Problem details. Each record is to be printed again precisely as it reads.

(Extracts from a graphics dataset)
· · · ·
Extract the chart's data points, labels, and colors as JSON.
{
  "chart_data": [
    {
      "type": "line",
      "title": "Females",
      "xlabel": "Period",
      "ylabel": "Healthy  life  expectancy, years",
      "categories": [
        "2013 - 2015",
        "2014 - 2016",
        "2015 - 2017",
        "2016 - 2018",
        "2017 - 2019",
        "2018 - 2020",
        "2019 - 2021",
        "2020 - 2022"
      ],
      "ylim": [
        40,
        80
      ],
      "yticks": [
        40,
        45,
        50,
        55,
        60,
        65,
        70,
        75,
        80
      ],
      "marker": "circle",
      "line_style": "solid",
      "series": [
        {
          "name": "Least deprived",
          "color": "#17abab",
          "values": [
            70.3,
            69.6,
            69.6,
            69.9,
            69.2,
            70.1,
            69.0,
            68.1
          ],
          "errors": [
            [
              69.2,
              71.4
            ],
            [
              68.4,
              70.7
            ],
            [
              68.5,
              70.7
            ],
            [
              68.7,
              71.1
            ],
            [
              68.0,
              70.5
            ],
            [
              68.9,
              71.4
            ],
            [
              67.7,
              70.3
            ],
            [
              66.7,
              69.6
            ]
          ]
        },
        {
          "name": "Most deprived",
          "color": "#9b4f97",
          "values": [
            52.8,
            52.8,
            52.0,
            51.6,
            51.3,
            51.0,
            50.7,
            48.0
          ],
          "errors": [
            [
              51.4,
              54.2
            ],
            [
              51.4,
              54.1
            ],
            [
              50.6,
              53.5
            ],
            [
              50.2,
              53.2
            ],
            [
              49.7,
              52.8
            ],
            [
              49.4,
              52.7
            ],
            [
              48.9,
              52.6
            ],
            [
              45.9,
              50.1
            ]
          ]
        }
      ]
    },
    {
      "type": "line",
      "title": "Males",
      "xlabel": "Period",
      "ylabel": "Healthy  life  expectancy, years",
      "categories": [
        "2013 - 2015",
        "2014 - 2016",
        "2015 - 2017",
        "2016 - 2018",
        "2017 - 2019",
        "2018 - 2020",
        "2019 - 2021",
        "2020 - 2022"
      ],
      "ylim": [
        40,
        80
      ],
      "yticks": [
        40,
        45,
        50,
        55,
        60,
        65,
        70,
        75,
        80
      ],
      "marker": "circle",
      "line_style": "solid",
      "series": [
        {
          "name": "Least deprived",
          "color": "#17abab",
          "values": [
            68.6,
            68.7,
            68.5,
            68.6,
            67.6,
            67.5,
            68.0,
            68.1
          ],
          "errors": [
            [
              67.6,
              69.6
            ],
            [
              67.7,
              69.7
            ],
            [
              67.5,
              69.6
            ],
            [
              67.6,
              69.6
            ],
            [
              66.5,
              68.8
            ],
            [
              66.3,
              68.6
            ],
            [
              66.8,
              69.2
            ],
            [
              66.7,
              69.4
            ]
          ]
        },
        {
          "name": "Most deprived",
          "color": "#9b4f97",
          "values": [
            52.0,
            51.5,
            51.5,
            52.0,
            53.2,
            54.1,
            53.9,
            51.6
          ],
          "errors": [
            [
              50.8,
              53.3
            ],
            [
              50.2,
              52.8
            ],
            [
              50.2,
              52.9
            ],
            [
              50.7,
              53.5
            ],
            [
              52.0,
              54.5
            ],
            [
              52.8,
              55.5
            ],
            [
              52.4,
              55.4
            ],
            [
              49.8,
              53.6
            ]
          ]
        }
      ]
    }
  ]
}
· · · ·
Output.
Extract the chart's data points, labels, and colors as JSON.
{
  "chart_data": [
    {
      "type": "line",
      "title": "Females",
      "xlabel": "Period",
      "ylabel": "Healthy  life  expectancy, years",
      "categories": [
        "2013 - 2015",
        "2014 - 2016",
        "2015 - 2017",
        "2016 - 2018",
        "2017 - 2019",
        "2018 - 2020",
        "2019 - 2021",
        "2020 - 2022"
      ],
      "ylim": [
        40,
        80
      ],
      "yticks": [
        40,
        45,
        50,
        55,
        60,
        65,
        70,
        75,
        80
      ],
      "marker": "circle",
      "line_style": "solid",
      "series": [
        {
          "name": "Least deprived",
          "color": "#17abab",
          "values": [
            70.3,
            69.6,
            69.6,
            69.9,
            69.2,
            70.1,
            69.0,
            68.1
          ],
          "errors": [
            [
              69.2,
              71.4
            ],
            [
              68.4,
              70.7
            ],
            [
              68.5,
              70.7
            ],
            [
              68.7,
              71.1
            ],
            [
              68.0,
              70.5
            ],
            [
              68.9,
              71.4
            ],
            [
              67.7,
              70.3
            ],
            [
              66.7,
              69.6
            ]
          ]
        },
        {
          "name": "Most deprived",
          "color": "#9b4f97",
          "values": [
            52.8,
            52.8,
            52.0,
            51.6,
            51.3,
            51.0,
            50.7,
            48.0
          ],
          "errors": [
            [
              51.4,
              54.2
            ],
            [
              51.4,
              54.1
            ],
            [
              50.6,
              53.5
            ],
            [
              50.2,
              53.2
            ],
            [
              49.7,
              52.8
            ],
            [
              49.4,
              52.7
            ],
            [
              48.9,
              52.6
            ],
            [
              45.9,
              50.1
            ]
          ]
        }
      ]
    },
    {
      "type": "line",
      "title": "Males",
      "xlabel": "Period",
      "ylabel": "Healthy  life  expectancy, years",
      "categories": [
        "2013 - 2015",
        "2014 - 2016",
        "2015 - 2017",
        "2016 - 2018",
        "2017 - 2019",
        "2018 - 2020",
        "2019 - 2021",
        "2020 - 2022"
      ],
      "ylim": [
        40,
        80
      ],
      "yticks": [
        40,
        45,
        50,
        55,
        60,
        65,
        70,
        75,
        80
      ],
      "marker": "circle",
      "line_style": "solid",
      "series": [
        {
          "name": "Least deprived",
          "color": "#17abab",
          "values": [
            68.6,
            68.7,
            68.5,
            68.6,
            67.6,
            67.5,
            68.0,
            68.1
          ],
          "errors": [
            [
              67.6,
              69.6
            ],
            [
              67.7,
              69.7
            ],
            [
              67.5,
              69.6
            ],
            [
              67.6,
              69.6
            ],
            [
              66.5,
              68.8
            ],
            [
              66.3,
              68.6
            ],
            [
              66.8,
              69.2
            ],
            [
              66.7,
              69.4
            ]
          ]
        },
        {
          "name": "Most deprived",
          "color": "#9b4f97",
          "values": [
            52.0,
            51.5,
            51.5,
            52.0,
            53.2,
            54.1,
            53.9,
            51.6
          ],
          "errors": [
            [
              50.8,
              53.3
            ],
            [
              50.2,
              52.8
            ],
            [
              50.2,
              52.9
            ],
            [
              50.7,
              53.5
            ],
            [
              52.0,
              54.5
            ],
            [
              52.8,
              55.5
            ],
            [
              52.4,
              55.4
            ],
            [
              49.8,
              53.6
            ]
          ]
        }
      ]
    }
  ]
}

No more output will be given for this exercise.